**Work request:** Go through the data below. Pull out every line that has the word "ftone".

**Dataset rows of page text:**

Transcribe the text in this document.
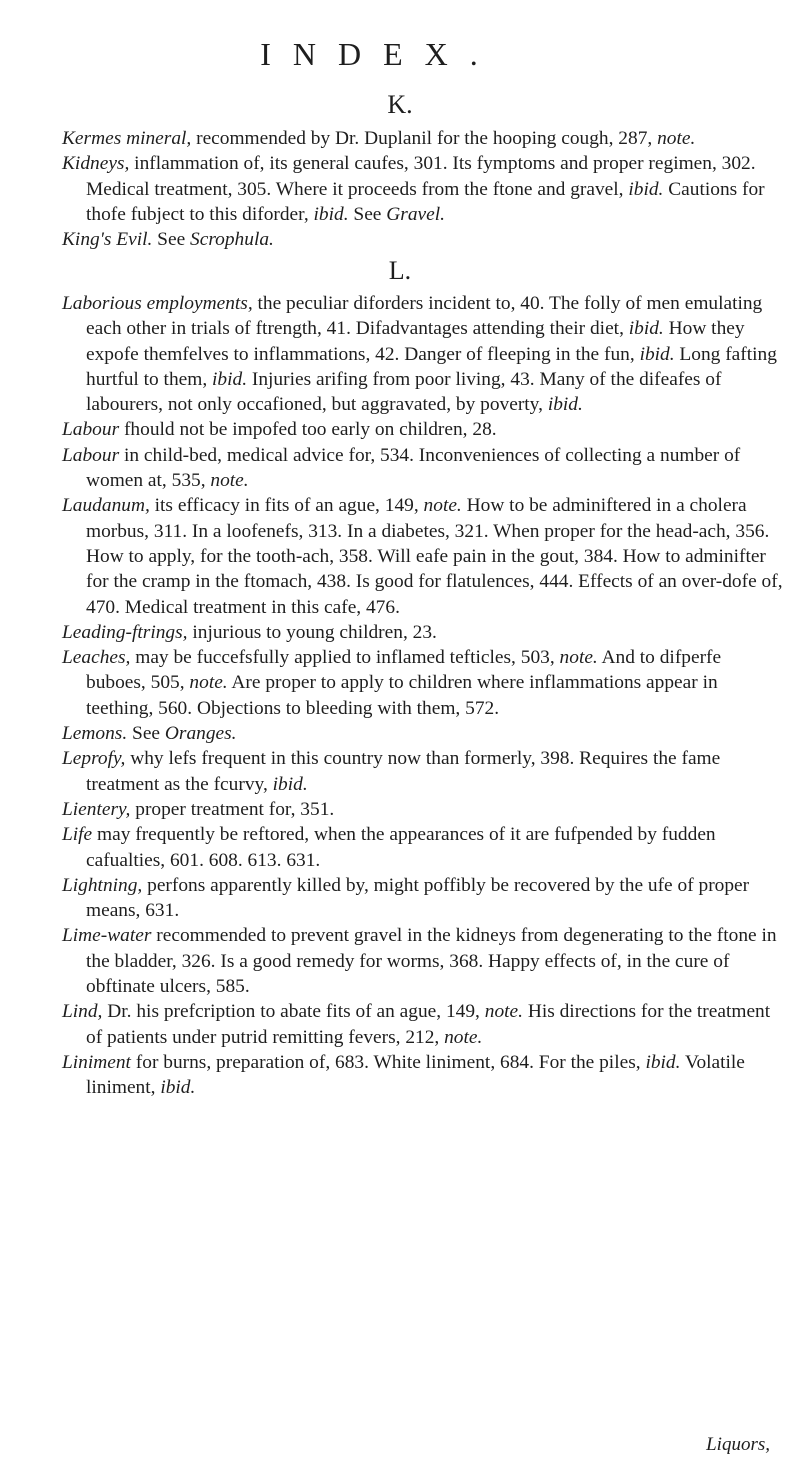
INDEX.
K.

Kermes mineral, recommended by Dr. Duplanil for the hooping cough, 287, note.

Kidneys, inflammation of, its general caufes, 301. Its fymptoms and proper regimen, 302. Medical treatment, 305. Where it proceeds from the ftone and gravel, ibid. Cautions for thofe fubject to this diforder, ibid. See Gravel.

King's Evil. See Scrophula.

L.

Laborious employments, the peculiar diforders incident to, 40. The folly of men emulating each other in trials of ftrength, 41. Difadvantages attending their diet, ibid. How they expofe themfelves to inflammations, 42. Danger of fleeping in the fun, ibid. Long fafting hurtful to them, ibid. Injuries arifing from poor living, 43. Many of the difeafes of labourers, not only occafioned, but aggravated, by poverty, ibid.

Labour fhould not be impofed too early on children, 28.

Labour in child-bed, medical advice for, 534. Inconveniences of collecting a number of women at, 535, note.

Laudanum, its efficacy in fits of an ague, 149, note. How to be adminiftered in a cholera morbus, 311. In a loofenefs, 313. In a diabetes, 321. When proper for the head-ach, 356. How to apply, for the tooth-ach, 358. Will eafe pain in the gout, 384. How to adminifter for the cramp in the ftomach, 438. Is good for flatulences, 444. Effects of an over-dofe of, 470. Medical treatment in this cafe, 476.

Leading-ftrings, injurious to young children, 23.

Leaches, may be fuccefsfully applied to inflamed tefticles, 503, note. And to difperfe buboes, 505, note. Are proper to apply to children where inflammations appear in teething, 560. Objections to bleeding with them, 572.

Lemons. See Oranges.

Leprofy, why lefs frequent in this country now than formerly, 398. Requires the fame treatment as the fcurvy, ibid.

Lientery, proper treatment for, 351.

Life may frequently be reftored, when the appearances of it are fufpended by fudden cafualties, 601. 608. 613. 631.

Lightning, perfons apparently killed by, might poffibly be recovered by the ufe of proper means, 631.

Lime-water recommended to prevent gravel in the kidneys from degenerating to the ftone in the bladder, 326. Is a good remedy for worms, 368. Happy effects of, in the cure of obftinate ulcers, 585.

Lind, Dr. his prefcription to abate fits of an ague, 149, note. His directions for the treatment of patients under putrid remitting fevers, 212, note.

Liniment for burns, preparation of, 683. White liniment, 684. For the piles, ibid. Volatile liniment, ibid.

Liquors,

**Answer area:**
Kidneys, inflammation of, its general caufes, 301. Its fymptoms and proper regimen, 302. Medical treatment, 305. Where it proceeds from the ftone and gravel, ibid. Cautions for thofe fubject to this diforder, ibid. See Gravel.
Lime-water recommended to prevent gravel in the kidneys from degenerating to the ftone in the bladder, 326. Is a good remedy for worms, 368. Happy effects of, in the cure of obftinate ulcers, 585.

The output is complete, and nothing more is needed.